Task description -> Below are the records. List every line holding the word "ylabel".

--

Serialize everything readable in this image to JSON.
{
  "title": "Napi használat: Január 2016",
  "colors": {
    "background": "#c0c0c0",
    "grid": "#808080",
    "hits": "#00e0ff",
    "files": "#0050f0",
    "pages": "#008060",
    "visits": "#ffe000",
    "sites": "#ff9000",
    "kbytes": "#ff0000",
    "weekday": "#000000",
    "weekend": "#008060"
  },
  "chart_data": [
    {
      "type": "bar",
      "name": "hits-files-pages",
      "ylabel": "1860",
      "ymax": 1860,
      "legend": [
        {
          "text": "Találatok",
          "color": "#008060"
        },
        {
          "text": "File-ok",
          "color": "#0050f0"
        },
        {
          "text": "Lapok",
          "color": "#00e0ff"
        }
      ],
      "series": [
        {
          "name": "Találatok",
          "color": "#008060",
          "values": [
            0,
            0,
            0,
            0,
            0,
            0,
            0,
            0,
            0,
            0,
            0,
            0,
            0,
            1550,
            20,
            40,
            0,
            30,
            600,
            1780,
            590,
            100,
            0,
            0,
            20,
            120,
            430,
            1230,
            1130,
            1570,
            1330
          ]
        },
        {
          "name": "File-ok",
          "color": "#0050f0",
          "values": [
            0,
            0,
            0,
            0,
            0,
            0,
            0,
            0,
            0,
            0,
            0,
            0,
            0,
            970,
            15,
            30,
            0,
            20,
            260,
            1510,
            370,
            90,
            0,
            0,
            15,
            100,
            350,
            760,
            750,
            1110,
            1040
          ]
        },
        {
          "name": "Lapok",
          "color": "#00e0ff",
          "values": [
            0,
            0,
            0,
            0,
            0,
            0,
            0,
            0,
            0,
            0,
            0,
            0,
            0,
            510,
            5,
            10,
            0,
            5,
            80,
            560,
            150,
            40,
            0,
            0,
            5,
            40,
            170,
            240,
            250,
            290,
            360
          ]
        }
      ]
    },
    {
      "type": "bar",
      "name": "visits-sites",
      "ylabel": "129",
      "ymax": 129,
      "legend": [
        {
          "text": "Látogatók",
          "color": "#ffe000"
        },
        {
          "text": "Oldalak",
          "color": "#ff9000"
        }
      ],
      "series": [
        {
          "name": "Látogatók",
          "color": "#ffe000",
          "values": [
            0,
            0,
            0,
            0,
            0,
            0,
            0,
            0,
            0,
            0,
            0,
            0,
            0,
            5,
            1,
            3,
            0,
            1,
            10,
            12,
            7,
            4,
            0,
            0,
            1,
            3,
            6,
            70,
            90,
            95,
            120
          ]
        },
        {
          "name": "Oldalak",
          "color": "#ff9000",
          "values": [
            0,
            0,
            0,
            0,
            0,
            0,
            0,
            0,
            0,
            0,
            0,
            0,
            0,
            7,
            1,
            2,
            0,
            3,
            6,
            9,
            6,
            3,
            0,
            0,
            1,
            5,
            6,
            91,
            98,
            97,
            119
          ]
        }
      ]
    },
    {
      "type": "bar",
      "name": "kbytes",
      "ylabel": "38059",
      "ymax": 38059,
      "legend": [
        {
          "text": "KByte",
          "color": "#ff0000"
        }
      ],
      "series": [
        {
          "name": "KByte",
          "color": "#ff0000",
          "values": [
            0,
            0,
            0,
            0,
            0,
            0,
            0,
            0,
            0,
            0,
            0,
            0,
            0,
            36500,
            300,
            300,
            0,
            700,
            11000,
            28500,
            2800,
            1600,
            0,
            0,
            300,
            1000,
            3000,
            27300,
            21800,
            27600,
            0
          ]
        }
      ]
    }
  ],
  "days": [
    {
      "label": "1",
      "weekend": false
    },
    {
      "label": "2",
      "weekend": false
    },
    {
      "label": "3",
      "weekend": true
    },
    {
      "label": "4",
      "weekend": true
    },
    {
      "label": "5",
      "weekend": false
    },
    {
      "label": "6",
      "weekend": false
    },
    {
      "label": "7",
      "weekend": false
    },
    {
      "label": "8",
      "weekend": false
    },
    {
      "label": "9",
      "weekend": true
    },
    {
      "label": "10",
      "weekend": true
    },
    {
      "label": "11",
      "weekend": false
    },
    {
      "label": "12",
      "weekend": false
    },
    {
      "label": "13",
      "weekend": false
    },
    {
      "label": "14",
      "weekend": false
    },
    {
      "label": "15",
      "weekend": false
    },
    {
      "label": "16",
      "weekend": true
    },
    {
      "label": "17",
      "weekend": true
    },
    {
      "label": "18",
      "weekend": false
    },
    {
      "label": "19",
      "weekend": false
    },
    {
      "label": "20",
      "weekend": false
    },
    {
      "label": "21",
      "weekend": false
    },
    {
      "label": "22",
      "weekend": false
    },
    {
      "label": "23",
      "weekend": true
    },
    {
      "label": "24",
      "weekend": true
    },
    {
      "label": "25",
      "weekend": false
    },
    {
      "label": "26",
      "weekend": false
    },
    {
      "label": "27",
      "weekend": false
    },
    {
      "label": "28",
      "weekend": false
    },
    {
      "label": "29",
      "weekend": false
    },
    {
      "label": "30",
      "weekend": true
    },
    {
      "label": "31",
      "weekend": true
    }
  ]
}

--

Solution for this task ->
      "ylabel": "1860",
      "ylabel": "129",
      "ylabel": "38059",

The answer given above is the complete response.